SUPPLIED MATERIAL:
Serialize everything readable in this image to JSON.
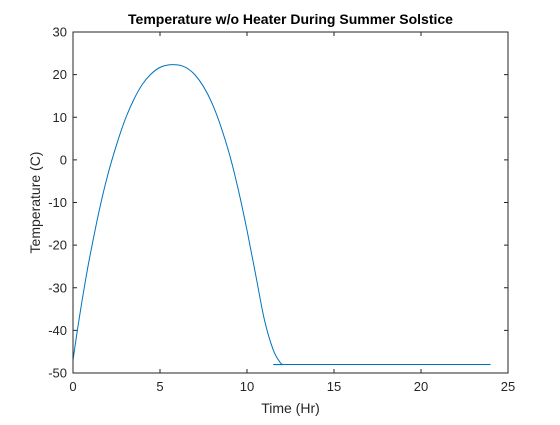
{
  "chart_data": {
    "type": "line",
    "title": "Temperature w/o Heater During Summer Solstice",
    "xlabel": "Time (Hr)",
    "ylabel": "Temperature (C)",
    "xlim": [
      0,
      25
    ],
    "ylim": [
      -50,
      30
    ],
    "xticks": [
      0,
      5,
      10,
      15,
      20,
      25
    ],
    "yticks": [
      -50,
      -40,
      -30,
      -20,
      -10,
      0,
      10,
      20,
      30
    ],
    "grid": false,
    "box": true,
    "line_color": "#0072BD",
    "series": [
      {
        "x": [
          0,
          0.25,
          0.5,
          0.75,
          1,
          1.5,
          2,
          2.5,
          3,
          3.5,
          4,
          4.5,
          5,
          5.5,
          6,
          6.3,
          6.6,
          7,
          7.5,
          8,
          8.5,
          9,
          9.5,
          10,
          10.5,
          11,
          11.5,
          11.9,
          12.1,
          12.5,
          24
        ],
        "y": [
          -47,
          -40,
          -33.5,
          -27.5,
          -22,
          -12,
          -3.5,
          3.5,
          9.5,
          14.2,
          17.8,
          20.2,
          21.7,
          22.3,
          22.3,
          22.0,
          21.4,
          20.0,
          17.2,
          13.2,
          7.8,
          1.2,
          -7.0,
          -16.5,
          -27.0,
          -37.5,
          -44.5,
          -47.5,
          -48,
          -48,
          -48
        ]
      }
    ]
  }
}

WHAT THE TASK ASKS: In this exercise, set down all of the data exactly, without the pictures.

WRITTEN REPLY:
Serialize everything readable in this image to JSON.
{
  "chart_data": {
    "type": "line",
    "title": "Temperature w/o Heater During Summer Solstice",
    "xlabel": "Time (Hr)",
    "ylabel": "Temperature (C)",
    "xlim": [
      0,
      25
    ],
    "ylim": [
      -50,
      30
    ],
    "xticks": [
      0,
      5,
      10,
      15,
      20,
      25
    ],
    "yticks": [
      -50,
      -40,
      -30,
      -20,
      -10,
      0,
      10,
      20,
      30
    ],
    "grid": false,
    "box": true,
    "line_color": "#0072BD",
    "series": [
      {
        "x": [
          0,
          0.25,
          0.5,
          0.75,
          1,
          1.5,
          2,
          2.5,
          3,
          3.5,
          4,
          4.5,
          5,
          5.5,
          6,
          6.3,
          6.6,
          7,
          7.5,
          8,
          8.5,
          9,
          9.5,
          10,
          10.5,
          11,
          11.5,
          11.9,
          12.1,
          12.5,
          24
        ],
        "y": [
          -47,
          -40,
          -33.5,
          -27.5,
          -22,
          -12,
          -3.5,
          3.5,
          9.5,
          14.2,
          17.8,
          20.2,
          21.7,
          22.3,
          22.3,
          22.0,
          21.4,
          20.0,
          17.2,
          13.2,
          7.8,
          1.2,
          -7.0,
          -16.5,
          -27.0,
          -37.5,
          -44.5,
          -47.5,
          -48,
          -48,
          -48
        ]
      }
    ]
  }
}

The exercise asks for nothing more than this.